━━━ Alıntılanan Metin

Bazı çocuklar uysal, dışadönük, ilişkiselliği yüksek, duygusal zekası önde özellikler gösterir, bu çocuklarda inatçılık, asilik, dik kafalılık görülmez, ancak aşırı depresif, ilişkilerde fazlasıyla hassas, şımarmaya yatkın, tutarsız duygu durumları da görülüyor. Bazı çocuklarda, içedönük, sadece mecbur kaldığından konuşan, odasına çekilip yalnız kalmayı her defasından tercih eden veya bu özelliklerle birlikte eşlik eden aşırı şüpheci, tedirgin, kaygılı, korkuları olan, özgüveni ne kadar başarılı olursa olsun oturmamış nitelikte kişilikler görebiliyor.

Bu kabaca saydığımız, birbirine geçişkenlikte sağlayabilen kişilik ve karakter özellikleri belli bir mizacın üstüne, çevrenin etkisiyle, hayat şartlarıyla oluşmuştur. Doğuştan getirilen mizaç özelliklerinin farklılaşmasına bir de çevresel değişkenlerin çeşitliliği faktörünü koyduğunuz da tabi ki her çocuk kendine özel bir hale gelir. Dolayısıyla anne-babaların, çocuklarını tanımaları gerekiyor. Neye nasıl tepki veriyorlar? Hassas oldukları davranışlar nelerdir?

━━━━━━

• İzlenecek Talimatlar: Çocukların mizaç ve kişilik özelliklerini ele alan yazıyı, son cümlesinden sonra gelecek biçimde sürdürün.

━━━ Verilen Kayıtlar

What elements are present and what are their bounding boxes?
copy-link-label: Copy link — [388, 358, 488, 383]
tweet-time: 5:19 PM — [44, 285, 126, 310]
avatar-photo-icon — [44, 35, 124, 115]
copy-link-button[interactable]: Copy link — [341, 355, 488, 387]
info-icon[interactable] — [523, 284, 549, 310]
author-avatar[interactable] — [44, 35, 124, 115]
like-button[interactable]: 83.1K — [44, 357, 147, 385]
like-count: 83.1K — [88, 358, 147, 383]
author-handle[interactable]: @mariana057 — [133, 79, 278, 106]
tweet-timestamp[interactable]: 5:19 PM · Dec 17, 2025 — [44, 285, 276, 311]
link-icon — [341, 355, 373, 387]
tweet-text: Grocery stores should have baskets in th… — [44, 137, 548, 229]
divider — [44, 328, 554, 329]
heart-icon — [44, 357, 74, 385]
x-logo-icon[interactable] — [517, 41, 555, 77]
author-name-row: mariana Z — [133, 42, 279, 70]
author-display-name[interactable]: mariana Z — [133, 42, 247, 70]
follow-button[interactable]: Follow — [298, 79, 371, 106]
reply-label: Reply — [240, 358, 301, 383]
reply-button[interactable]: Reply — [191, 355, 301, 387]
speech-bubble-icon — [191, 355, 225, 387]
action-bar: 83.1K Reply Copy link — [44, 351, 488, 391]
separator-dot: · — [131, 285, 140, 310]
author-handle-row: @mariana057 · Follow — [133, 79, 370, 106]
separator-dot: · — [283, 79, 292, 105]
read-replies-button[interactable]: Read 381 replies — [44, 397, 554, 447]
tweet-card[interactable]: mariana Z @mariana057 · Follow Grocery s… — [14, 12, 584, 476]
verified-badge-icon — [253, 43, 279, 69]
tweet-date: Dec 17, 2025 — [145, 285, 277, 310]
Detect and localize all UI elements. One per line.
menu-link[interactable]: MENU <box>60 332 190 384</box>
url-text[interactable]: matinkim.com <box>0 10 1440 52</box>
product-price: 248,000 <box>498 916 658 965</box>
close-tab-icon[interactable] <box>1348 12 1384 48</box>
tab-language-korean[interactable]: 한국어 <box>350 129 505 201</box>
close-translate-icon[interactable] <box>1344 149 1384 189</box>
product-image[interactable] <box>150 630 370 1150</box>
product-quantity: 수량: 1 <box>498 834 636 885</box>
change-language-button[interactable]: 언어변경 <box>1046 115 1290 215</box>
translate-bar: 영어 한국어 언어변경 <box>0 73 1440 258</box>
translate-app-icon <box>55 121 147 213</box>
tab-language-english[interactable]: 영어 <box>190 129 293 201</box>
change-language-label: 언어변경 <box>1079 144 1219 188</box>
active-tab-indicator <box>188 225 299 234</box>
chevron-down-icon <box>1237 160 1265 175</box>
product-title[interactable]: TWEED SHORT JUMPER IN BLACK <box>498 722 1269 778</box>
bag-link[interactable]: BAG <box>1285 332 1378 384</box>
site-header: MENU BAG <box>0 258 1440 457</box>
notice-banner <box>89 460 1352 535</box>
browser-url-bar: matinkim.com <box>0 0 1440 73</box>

━━━━━━

• Görev Sonucu:
İtaatkâr mı asi mi? Gerçek düşüncelerini ne kadar dile getirebiliyor? Bu sorular çoğaltılabilir. Ancak burada temel nokta çocuğun mizacına uymayan, onu sizden uzaklaştıran, bağa zarar veren, dolayısıyla kendisinin hukukuna ve hakkına riayet edilmediğini düşündüğü herhangi bir tavrınızın veya davranışınızın olup olmadığının üstüne düşünmektir.

Bu düşünme gerekliliğini vurguluyor olmakla, çocuklar ile anne-baba ilişkisini çok idealize etmiş olmadığımızı söyleyebilirim. Ancak bunun üstünde durmanın kolay bir faaliyet olmadığına katılıyoruz. Çocuklar gibi ebeveynlerde kolaycılığı seçebiliyoruz. Bu mevzunun eğitimle doğrudan bir ilişkisi var gibi gözükse de, burada anlattığımız birçok hususun, samimi olan ve kendisine güvenen ortalama bir anne-babanın kendi çocukları üzerinde deneme-yanılma yöntemleri ile keşfedebileceği görülecektir. Sadece keşfetmekle kalmayarak çevre ailelerden de örnekleri, karşılaştırmalı olarak kendi çocuklarına uyarlayan aileler, bu konuda gayret gösterdikçe, çocukluğun ve hayatın kendisine dair birçok önemli detayı bizzat deneyimleyerek öğrenir ve bunu çevresine tekrardan paylaşır.

Bunun için eğitimli olmaktan önce niyet, samimiyet ve kararlılık gereklidir.

Anne-baba olmak tüm o hayat koşuşturmasının içinde çocukla ilgilenebilmeyi başarabilmektir. Mevcut ekonomik hayatın çalışma şartlarının zorluğunu es geçemeyiz tabi ki, ancak niyet, samimiyet ve kararlılık oldukça, yol az veya çok alınır.

Ergenden Vazgeçmemek (

Süreç Odaklı Yaklaşım

)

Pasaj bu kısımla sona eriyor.